TASK TO CARRY OUT:
Scan the records that follow, and whenever a line has the word "Titer", copy it.

MATERIAL PROVIDED:
■ ■ ■

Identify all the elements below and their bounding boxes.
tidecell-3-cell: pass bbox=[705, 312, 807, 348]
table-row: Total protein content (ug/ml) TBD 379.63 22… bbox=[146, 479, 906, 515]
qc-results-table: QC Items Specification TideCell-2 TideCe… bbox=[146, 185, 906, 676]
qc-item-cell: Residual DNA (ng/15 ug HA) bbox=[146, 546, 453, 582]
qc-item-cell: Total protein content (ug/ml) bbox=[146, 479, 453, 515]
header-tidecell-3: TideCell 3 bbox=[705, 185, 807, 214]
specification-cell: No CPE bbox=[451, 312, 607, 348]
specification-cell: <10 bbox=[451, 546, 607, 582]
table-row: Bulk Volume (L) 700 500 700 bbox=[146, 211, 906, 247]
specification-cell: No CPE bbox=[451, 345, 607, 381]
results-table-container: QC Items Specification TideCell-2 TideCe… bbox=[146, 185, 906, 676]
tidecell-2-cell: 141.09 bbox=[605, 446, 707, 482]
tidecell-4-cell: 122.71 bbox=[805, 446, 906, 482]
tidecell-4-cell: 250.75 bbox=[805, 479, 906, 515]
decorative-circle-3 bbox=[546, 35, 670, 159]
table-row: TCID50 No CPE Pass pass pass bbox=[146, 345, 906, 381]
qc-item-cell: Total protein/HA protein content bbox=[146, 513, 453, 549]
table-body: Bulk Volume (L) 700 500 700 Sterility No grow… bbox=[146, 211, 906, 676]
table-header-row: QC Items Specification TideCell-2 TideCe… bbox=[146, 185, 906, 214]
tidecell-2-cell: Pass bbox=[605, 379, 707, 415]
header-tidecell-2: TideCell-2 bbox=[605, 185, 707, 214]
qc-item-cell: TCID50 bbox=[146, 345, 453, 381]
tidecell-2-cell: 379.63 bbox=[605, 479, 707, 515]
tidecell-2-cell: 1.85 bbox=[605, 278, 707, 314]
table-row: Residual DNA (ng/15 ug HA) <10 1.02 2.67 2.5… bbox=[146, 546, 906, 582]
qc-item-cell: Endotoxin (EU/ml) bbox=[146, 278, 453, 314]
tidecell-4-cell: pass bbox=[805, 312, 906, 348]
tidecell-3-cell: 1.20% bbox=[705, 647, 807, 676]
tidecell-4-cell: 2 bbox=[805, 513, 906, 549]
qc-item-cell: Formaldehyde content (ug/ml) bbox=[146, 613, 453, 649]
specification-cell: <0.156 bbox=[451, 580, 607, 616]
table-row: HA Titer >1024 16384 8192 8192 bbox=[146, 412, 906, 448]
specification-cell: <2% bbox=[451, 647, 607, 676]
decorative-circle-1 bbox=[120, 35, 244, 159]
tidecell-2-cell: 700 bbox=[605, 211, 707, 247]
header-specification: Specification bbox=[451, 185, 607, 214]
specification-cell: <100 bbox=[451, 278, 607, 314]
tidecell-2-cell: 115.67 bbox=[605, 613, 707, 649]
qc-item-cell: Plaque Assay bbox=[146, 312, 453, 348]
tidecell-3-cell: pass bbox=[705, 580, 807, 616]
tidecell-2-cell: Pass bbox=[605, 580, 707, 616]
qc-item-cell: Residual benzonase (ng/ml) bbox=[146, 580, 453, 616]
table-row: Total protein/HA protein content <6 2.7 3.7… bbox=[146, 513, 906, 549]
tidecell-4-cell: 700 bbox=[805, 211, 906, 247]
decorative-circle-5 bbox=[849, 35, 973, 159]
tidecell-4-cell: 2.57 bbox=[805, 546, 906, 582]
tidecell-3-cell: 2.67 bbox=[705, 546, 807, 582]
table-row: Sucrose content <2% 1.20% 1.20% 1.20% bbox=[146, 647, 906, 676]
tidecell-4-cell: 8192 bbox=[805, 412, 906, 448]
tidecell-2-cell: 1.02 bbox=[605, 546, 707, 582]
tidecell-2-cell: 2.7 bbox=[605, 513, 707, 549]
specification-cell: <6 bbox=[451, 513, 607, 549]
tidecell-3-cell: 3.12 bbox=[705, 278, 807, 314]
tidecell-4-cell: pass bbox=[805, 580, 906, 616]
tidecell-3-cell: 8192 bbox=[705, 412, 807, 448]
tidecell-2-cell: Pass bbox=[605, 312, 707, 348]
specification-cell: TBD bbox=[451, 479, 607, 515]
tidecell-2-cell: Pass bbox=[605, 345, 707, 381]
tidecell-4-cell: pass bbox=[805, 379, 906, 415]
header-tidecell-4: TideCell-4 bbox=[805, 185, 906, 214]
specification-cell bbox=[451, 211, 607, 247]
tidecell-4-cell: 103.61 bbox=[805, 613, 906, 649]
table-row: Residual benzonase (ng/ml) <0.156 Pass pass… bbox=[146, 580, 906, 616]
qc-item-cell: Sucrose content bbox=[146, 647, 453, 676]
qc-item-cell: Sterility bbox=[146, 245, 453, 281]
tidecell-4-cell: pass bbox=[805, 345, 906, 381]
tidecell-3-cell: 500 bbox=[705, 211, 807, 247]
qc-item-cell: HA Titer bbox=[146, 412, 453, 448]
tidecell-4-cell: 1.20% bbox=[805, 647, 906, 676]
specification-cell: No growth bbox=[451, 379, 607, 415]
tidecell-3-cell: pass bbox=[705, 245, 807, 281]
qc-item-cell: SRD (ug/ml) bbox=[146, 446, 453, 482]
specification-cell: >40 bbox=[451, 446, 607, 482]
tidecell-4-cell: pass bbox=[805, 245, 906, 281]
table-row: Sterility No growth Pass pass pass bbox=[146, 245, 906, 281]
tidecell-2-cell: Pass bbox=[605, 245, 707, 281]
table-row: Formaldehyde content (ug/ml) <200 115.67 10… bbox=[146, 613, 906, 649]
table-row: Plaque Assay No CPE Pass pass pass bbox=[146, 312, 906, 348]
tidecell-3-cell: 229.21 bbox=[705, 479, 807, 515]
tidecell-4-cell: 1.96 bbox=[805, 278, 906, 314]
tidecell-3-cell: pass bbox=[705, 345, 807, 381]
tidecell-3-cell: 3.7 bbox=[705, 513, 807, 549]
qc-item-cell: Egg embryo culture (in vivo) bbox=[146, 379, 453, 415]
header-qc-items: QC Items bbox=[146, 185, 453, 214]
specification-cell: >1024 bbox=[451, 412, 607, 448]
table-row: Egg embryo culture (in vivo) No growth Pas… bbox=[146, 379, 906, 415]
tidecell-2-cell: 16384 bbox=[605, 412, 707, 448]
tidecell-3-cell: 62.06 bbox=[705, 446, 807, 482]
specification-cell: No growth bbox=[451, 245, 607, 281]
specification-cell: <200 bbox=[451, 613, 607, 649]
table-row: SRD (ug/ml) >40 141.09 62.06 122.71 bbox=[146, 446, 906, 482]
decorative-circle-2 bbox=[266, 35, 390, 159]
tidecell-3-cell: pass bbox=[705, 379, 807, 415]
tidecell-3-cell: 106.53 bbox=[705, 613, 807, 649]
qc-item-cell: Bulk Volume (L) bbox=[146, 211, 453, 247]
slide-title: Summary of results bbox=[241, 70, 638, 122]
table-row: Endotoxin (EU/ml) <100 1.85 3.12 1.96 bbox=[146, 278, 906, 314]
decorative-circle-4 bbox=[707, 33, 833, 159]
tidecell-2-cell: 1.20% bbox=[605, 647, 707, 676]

■ ■ ■

TASK OUTPUT:
table-row: HA Titer >1024 16384 8192 8192 bbox=[146, 412, 906, 448]
qc-item-cell: HA Titer bbox=[146, 412, 453, 448]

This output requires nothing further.